↓

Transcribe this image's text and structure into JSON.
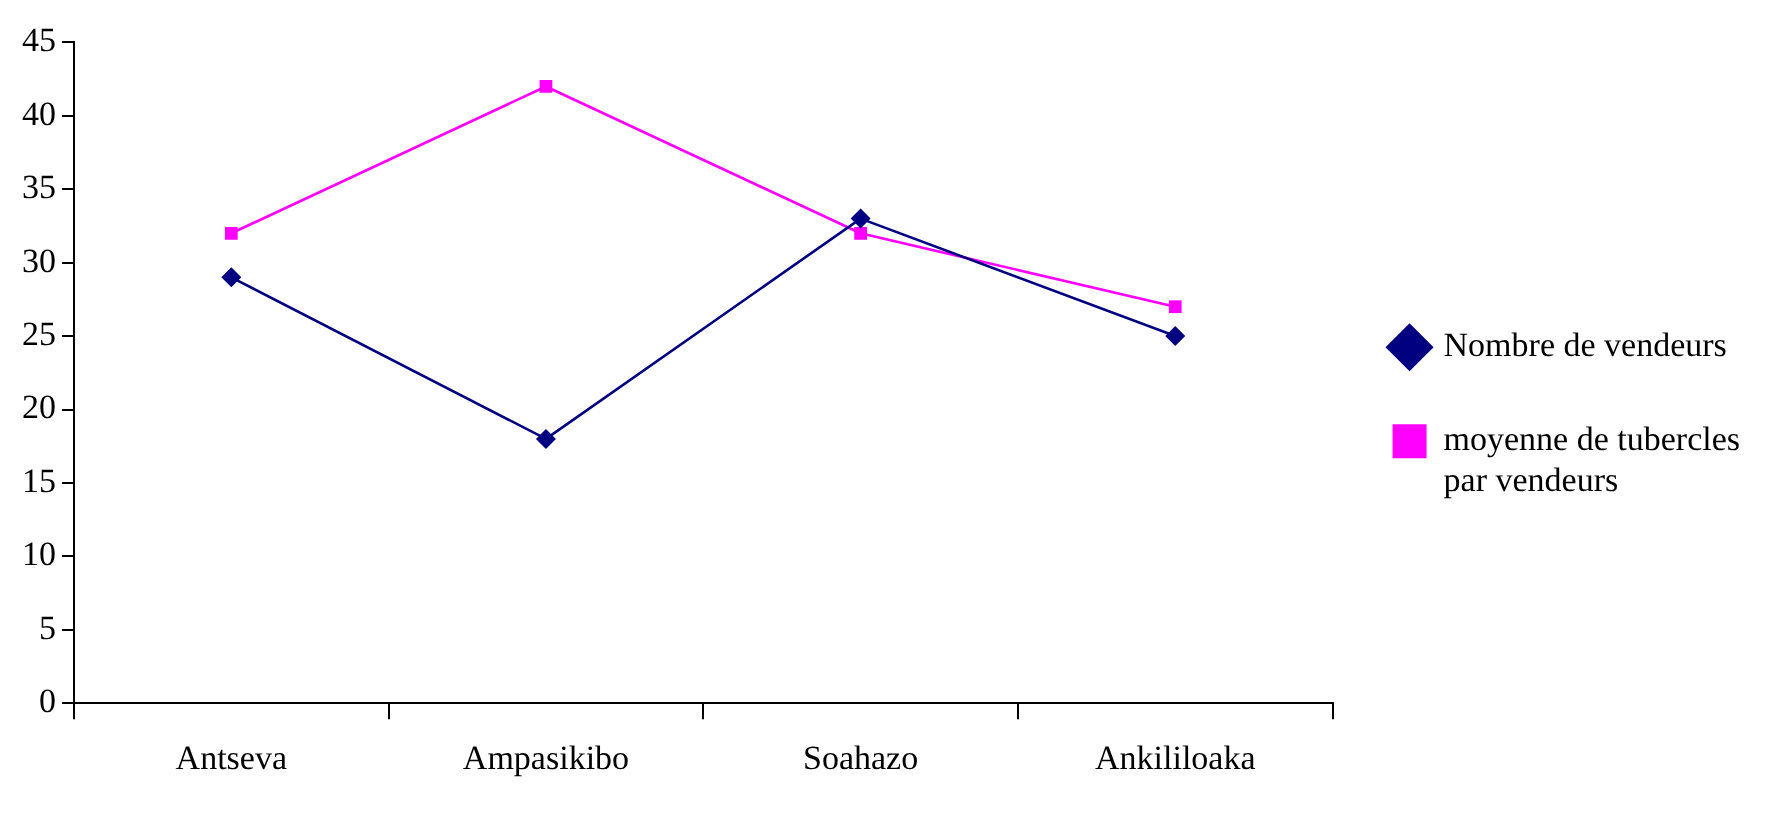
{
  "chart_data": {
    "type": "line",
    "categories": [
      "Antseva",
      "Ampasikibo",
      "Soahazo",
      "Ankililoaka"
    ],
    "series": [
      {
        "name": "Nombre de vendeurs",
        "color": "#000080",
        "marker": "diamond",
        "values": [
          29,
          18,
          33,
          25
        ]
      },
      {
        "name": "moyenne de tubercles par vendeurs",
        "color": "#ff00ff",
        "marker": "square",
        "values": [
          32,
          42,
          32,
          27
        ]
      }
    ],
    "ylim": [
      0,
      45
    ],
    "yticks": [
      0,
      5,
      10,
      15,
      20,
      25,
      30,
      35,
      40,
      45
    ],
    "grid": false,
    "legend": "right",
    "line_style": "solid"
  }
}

↑

:: Problem statement ::
Exclude the images and reproduce the remaining data exactly.

:: Response for this exercise ::
Transcribe this image's text and structure into JSON.
{
  "chart_data": {
    "type": "line",
    "categories": [
      "Antseva",
      "Ampasikibo",
      "Soahazo",
      "Ankililoaka"
    ],
    "series": [
      {
        "name": "Nombre de vendeurs",
        "color": "#000080",
        "marker": "diamond",
        "values": [
          29,
          18,
          33,
          25
        ]
      },
      {
        "name": "moyenne de tubercles par vendeurs",
        "color": "#ff00ff",
        "marker": "square",
        "values": [
          32,
          42,
          32,
          27
        ]
      }
    ],
    "ylim": [
      0,
      45
    ],
    "yticks": [
      0,
      5,
      10,
      15,
      20,
      25,
      30,
      35,
      40,
      45
    ],
    "grid": false,
    "legend": "right",
    "line_style": "solid"
  }
}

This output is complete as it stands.